# Start of EXCERPTED RECORDS
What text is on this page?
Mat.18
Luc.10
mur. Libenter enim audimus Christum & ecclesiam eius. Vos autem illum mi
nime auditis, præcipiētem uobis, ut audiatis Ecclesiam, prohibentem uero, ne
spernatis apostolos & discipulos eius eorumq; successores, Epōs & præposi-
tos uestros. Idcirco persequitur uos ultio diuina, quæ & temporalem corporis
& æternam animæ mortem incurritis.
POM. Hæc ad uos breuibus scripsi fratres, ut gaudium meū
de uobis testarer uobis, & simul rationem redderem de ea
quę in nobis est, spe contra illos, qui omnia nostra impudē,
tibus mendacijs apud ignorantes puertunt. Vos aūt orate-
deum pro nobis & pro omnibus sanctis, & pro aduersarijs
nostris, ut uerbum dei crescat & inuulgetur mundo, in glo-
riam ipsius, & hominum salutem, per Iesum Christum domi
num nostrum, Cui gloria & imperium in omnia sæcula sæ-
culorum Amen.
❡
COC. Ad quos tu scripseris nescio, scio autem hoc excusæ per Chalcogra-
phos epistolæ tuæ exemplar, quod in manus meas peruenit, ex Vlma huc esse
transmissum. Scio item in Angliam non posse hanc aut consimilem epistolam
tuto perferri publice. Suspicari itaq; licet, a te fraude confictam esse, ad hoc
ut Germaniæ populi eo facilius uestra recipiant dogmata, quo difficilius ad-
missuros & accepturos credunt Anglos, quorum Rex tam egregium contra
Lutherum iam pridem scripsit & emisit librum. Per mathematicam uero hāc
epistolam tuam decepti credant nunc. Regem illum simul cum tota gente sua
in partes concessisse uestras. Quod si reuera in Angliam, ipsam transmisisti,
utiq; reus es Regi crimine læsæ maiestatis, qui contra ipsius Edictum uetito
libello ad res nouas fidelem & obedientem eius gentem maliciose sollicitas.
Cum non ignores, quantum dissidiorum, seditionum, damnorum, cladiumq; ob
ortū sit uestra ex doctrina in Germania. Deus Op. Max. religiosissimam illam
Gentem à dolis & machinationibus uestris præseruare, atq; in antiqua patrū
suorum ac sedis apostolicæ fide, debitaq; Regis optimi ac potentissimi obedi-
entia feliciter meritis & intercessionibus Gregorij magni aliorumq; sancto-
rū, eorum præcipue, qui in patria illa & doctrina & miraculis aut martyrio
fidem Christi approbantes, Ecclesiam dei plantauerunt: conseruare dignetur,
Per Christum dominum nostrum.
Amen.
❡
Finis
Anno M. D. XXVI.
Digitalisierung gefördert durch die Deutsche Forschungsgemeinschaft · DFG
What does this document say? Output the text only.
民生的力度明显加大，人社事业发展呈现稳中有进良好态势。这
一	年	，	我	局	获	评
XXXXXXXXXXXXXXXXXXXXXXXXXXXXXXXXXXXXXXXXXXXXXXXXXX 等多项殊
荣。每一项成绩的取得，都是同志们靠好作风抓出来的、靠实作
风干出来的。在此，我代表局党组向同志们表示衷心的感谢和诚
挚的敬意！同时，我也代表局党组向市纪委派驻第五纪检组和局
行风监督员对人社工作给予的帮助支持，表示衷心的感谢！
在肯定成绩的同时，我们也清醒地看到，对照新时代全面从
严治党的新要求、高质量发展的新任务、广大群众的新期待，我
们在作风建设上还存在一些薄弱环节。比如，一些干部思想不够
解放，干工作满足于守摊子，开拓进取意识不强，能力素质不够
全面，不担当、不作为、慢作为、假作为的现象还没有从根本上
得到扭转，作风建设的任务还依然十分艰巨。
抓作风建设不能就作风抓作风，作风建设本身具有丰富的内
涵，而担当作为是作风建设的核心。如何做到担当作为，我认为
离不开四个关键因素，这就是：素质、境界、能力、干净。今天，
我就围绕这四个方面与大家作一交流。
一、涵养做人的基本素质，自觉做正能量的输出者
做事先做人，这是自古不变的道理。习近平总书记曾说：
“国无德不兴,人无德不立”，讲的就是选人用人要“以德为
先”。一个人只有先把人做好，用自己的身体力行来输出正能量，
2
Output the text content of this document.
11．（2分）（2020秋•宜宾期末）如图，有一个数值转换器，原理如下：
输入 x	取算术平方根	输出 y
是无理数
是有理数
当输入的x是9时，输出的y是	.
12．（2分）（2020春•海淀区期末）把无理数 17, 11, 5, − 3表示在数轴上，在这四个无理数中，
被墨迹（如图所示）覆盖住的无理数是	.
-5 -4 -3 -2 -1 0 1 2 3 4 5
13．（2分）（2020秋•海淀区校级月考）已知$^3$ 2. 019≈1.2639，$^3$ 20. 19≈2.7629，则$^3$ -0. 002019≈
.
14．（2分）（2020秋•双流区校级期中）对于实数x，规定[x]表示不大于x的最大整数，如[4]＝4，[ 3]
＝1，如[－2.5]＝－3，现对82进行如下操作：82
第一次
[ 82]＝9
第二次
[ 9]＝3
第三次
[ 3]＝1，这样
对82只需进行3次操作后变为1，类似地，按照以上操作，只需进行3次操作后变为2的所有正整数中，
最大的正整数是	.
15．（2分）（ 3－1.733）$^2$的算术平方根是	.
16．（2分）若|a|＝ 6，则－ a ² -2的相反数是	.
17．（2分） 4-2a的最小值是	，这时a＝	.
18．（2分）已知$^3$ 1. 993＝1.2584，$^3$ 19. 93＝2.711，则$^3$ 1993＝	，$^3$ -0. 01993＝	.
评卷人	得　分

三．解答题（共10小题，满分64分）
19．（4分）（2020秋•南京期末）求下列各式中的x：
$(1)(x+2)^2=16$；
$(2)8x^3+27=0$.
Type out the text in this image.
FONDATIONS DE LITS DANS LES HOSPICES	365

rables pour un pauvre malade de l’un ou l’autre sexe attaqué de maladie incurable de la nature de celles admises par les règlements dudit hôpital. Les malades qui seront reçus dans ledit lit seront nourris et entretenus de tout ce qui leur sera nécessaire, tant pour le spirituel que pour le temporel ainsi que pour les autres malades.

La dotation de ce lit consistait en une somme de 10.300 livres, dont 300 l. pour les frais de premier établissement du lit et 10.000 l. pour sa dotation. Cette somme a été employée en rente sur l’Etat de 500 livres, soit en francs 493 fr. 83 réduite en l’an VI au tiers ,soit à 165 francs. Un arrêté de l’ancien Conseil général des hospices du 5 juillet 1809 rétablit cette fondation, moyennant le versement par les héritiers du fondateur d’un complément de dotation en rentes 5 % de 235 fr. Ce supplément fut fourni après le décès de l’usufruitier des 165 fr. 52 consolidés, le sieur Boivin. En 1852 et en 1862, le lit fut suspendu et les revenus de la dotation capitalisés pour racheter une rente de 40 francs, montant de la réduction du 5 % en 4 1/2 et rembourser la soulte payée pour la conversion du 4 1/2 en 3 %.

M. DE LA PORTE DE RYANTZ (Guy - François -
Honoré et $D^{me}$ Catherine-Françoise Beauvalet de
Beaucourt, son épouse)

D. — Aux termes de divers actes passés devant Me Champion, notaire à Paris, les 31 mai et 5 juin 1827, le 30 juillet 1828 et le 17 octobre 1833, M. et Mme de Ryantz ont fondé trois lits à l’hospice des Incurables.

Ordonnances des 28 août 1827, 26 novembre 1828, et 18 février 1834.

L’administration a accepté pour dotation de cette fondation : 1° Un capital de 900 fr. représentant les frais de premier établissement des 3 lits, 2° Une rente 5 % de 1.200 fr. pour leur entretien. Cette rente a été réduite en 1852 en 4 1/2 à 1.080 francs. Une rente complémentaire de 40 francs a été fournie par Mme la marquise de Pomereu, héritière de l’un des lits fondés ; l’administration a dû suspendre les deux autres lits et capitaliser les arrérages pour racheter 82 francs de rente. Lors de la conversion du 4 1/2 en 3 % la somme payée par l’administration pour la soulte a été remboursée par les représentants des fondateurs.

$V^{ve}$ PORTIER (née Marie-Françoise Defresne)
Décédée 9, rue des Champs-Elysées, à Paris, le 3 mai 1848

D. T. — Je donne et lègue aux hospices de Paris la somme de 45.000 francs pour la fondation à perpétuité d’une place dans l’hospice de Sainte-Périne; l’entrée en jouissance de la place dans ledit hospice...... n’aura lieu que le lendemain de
# End of EXCERPTED RECORDS
DIRECTIONS FOR THIS TASK: Say how many lines in the entries contain the string "Output", and leave out everything else.

WRITTEN RESPONSE: 2